*Given information:*
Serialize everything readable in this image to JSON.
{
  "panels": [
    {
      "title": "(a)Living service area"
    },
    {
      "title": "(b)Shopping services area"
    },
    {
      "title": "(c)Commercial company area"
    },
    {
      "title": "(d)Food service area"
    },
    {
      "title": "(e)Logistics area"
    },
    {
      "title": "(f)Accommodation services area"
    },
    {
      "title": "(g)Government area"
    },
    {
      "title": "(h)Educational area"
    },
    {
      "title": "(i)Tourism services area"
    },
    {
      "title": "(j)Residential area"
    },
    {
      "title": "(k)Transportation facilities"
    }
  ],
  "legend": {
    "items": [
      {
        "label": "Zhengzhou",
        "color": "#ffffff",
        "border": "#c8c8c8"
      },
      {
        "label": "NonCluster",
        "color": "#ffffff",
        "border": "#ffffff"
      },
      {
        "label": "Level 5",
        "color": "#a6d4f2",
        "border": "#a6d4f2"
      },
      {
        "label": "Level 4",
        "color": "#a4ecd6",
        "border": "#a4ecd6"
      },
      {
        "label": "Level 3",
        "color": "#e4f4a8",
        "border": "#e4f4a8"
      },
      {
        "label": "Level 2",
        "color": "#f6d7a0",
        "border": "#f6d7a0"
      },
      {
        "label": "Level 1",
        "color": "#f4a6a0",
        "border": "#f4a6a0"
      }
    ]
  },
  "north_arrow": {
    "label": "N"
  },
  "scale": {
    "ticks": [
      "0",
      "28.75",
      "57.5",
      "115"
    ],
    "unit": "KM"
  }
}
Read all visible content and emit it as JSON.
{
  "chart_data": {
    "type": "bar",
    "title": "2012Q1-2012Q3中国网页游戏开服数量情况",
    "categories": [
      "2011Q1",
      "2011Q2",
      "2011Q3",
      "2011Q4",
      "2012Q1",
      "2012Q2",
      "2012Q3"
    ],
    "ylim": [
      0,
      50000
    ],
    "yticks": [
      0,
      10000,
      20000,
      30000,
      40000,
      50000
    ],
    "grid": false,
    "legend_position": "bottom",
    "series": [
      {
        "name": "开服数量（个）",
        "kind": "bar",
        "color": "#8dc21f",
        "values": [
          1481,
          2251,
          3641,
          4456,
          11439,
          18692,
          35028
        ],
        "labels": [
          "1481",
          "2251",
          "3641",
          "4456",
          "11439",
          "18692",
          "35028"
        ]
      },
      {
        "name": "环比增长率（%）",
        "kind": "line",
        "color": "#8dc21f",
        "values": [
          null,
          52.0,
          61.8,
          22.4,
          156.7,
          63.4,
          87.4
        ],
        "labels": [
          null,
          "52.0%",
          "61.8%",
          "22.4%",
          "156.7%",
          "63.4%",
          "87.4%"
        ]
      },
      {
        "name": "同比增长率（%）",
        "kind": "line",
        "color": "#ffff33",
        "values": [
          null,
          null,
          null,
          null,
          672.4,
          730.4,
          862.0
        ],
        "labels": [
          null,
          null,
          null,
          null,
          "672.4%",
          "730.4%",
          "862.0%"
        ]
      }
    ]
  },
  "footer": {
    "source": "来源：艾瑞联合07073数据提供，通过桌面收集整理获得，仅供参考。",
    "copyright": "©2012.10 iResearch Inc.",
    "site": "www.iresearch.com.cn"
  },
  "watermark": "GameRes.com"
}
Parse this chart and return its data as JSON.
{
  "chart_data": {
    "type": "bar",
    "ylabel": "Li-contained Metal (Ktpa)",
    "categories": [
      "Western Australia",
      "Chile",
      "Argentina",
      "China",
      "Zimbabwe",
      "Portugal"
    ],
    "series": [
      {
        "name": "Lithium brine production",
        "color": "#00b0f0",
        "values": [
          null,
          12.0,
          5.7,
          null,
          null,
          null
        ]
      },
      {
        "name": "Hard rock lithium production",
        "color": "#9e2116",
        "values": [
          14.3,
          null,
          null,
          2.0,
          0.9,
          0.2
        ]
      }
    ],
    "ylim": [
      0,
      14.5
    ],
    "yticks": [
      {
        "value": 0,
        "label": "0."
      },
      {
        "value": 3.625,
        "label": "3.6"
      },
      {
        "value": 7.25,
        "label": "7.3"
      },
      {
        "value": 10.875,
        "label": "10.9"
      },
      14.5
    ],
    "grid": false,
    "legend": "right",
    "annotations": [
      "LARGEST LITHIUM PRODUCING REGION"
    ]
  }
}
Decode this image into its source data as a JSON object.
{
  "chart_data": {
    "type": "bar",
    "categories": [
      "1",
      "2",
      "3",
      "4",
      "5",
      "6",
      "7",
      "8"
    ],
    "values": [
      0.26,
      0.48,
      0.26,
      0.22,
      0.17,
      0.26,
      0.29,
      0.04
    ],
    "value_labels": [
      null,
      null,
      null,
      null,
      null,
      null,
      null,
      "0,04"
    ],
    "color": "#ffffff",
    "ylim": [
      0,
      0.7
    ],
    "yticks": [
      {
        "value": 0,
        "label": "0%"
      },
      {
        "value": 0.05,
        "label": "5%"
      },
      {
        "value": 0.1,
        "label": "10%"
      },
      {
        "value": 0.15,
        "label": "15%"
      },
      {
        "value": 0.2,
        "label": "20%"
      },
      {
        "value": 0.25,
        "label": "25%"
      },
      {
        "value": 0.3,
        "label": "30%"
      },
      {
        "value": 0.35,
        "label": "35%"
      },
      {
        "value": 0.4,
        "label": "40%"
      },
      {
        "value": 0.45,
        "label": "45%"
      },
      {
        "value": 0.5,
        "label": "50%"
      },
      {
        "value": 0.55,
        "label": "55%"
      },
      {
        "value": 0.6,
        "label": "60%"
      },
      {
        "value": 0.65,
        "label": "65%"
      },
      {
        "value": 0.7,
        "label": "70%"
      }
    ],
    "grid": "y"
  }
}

*Instruction:* Whichever lines contain the string "Level", select and copy them.

*Written response:*
        "label": "Level 5",
        "label": "Level 4",
        "label": "Level 3",
        "label": "Level 2",
        "label": "Level 1",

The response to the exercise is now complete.